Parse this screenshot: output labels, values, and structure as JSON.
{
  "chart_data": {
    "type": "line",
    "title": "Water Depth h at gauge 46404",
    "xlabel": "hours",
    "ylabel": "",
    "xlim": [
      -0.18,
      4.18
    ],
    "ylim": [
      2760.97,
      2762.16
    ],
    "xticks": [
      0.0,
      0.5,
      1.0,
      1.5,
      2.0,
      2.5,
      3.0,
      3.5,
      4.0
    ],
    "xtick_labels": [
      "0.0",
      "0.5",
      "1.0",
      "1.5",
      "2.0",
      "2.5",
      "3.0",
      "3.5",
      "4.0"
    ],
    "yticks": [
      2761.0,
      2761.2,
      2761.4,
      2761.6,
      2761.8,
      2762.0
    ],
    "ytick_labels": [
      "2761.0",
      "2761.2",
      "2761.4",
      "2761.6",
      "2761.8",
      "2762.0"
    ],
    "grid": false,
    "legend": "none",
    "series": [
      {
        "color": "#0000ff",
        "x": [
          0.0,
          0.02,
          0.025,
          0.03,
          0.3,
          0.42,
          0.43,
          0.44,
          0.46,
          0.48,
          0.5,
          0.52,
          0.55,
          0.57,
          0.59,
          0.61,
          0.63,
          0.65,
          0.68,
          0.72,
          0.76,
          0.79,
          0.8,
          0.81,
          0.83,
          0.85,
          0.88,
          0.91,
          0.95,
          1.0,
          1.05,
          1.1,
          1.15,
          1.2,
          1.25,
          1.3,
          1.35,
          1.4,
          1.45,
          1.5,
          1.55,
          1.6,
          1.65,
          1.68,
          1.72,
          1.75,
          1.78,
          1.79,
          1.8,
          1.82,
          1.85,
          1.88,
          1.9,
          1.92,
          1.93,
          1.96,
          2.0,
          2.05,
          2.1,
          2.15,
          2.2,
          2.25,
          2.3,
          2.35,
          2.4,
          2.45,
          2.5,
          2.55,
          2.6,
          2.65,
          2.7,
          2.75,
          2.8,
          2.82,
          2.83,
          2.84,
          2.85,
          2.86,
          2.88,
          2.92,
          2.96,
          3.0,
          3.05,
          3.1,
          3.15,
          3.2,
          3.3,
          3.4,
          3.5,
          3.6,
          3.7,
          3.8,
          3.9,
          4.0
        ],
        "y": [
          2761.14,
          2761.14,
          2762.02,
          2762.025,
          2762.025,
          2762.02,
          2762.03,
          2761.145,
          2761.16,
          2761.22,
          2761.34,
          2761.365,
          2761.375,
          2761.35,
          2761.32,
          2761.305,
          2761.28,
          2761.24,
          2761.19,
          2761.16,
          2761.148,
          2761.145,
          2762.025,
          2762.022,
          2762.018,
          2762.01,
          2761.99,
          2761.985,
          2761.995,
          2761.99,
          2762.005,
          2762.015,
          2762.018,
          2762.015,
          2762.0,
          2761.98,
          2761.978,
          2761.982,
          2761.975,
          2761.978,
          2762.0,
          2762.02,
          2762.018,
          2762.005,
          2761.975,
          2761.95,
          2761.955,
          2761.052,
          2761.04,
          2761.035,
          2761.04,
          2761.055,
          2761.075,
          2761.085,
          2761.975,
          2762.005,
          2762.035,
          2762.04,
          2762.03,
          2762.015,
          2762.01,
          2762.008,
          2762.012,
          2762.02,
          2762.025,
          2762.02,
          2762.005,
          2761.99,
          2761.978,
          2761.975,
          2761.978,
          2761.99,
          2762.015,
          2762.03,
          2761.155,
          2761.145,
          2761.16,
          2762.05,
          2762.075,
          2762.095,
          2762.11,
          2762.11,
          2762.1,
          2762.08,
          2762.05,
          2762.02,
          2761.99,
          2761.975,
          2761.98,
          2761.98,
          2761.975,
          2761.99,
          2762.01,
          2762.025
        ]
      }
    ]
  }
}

■ ■ ■ ■ ■

### The problem:
Extract all of the data exactly as written.

### Solution for this problem:
Parse this screenshot: output labels, values, and structure as JSON.
{
  "chart_data": {
    "type": "line",
    "title": "Water Depth h at gauge 46404",
    "xlabel": "hours",
    "ylabel": "",
    "xlim": [
      -0.18,
      4.18
    ],
    "ylim": [
      2760.97,
      2762.16
    ],
    "xticks": [
      0.0,
      0.5,
      1.0,
      1.5,
      2.0,
      2.5,
      3.0,
      3.5,
      4.0
    ],
    "xtick_labels": [
      "0.0",
      "0.5",
      "1.0",
      "1.5",
      "2.0",
      "2.5",
      "3.0",
      "3.5",
      "4.0"
    ],
    "yticks": [
      2761.0,
      2761.2,
      2761.4,
      2761.6,
      2761.8,
      2762.0
    ],
    "ytick_labels": [
      "2761.0",
      "2761.2",
      "2761.4",
      "2761.6",
      "2761.8",
      "2762.0"
    ],
    "grid": false,
    "legend": "none",
    "series": [
      {
        "color": "#0000ff",
        "x": [
          0.0,
          0.02,
          0.025,
          0.03,
          0.3,
          0.42,
          0.43,
          0.44,
          0.46,
          0.48,
          0.5,
          0.52,
          0.55,
          0.57,
          0.59,
          0.61,
          0.63,
          0.65,
          0.68,
          0.72,
          0.76,
          0.79,
          0.8,
          0.81,
          0.83,
          0.85,
          0.88,
          0.91,
          0.95,
          1.0,
          1.05,
          1.1,
          1.15,
          1.2,
          1.25,
          1.3,
          1.35,
          1.4,
          1.45,
          1.5,
          1.55,
          1.6,
          1.65,
          1.68,
          1.72,
          1.75,
          1.78,
          1.79,
          1.8,
          1.82,
          1.85,
          1.88,
          1.9,
          1.92,
          1.93,
          1.96,
          2.0,
          2.05,
          2.1,
          2.15,
          2.2,
          2.25,
          2.3,
          2.35,
          2.4,
          2.45,
          2.5,
          2.55,
          2.6,
          2.65,
          2.7,
          2.75,
          2.8,
          2.82,
          2.83,
          2.84,
          2.85,
          2.86,
          2.88,
          2.92,
          2.96,
          3.0,
          3.05,
          3.1,
          3.15,
          3.2,
          3.3,
          3.4,
          3.5,
          3.6,
          3.7,
          3.8,
          3.9,
          4.0
        ],
        "y": [
          2761.14,
          2761.14,
          2762.02,
          2762.025,
          2762.025,
          2762.02,
          2762.03,
          2761.145,
          2761.16,
          2761.22,
          2761.34,
          2761.365,
          2761.375,
          2761.35,
          2761.32,
          2761.305,
          2761.28,
          2761.24,
          2761.19,
          2761.16,
          2761.148,
          2761.145,
          2762.025,
          2762.022,
          2762.018,
          2762.01,
          2761.99,
          2761.985,
          2761.995,
          2761.99,
          2762.005,
          2762.015,
          2762.018,
          2762.015,
          2762.0,
          2761.98,
          2761.978,
          2761.982,
          2761.975,
          2761.978,
          2762.0,
          2762.02,
          2762.018,
          2762.005,
          2761.975,
          2761.95,
          2761.955,
          2761.052,
          2761.04,
          2761.035,
          2761.04,
          2761.055,
          2761.075,
          2761.085,
          2761.975,
          2762.005,
          2762.035,
          2762.04,
          2762.03,
          2762.015,
          2762.01,
          2762.008,
          2762.012,
          2762.02,
          2762.025,
          2762.02,
          2762.005,
          2761.99,
          2761.978,
          2761.975,
          2761.978,
          2761.99,
          2762.015,
          2762.03,
          2761.155,
          2761.145,
          2761.16,
          2762.05,
          2762.075,
          2762.095,
          2762.11,
          2762.11,
          2762.1,
          2762.08,
          2762.05,
          2762.02,
          2761.99,
          2761.975,
          2761.98,
          2761.98,
          2761.975,
          2761.99,
          2762.01,
          2762.025
        ]
      }
    ]
  }
}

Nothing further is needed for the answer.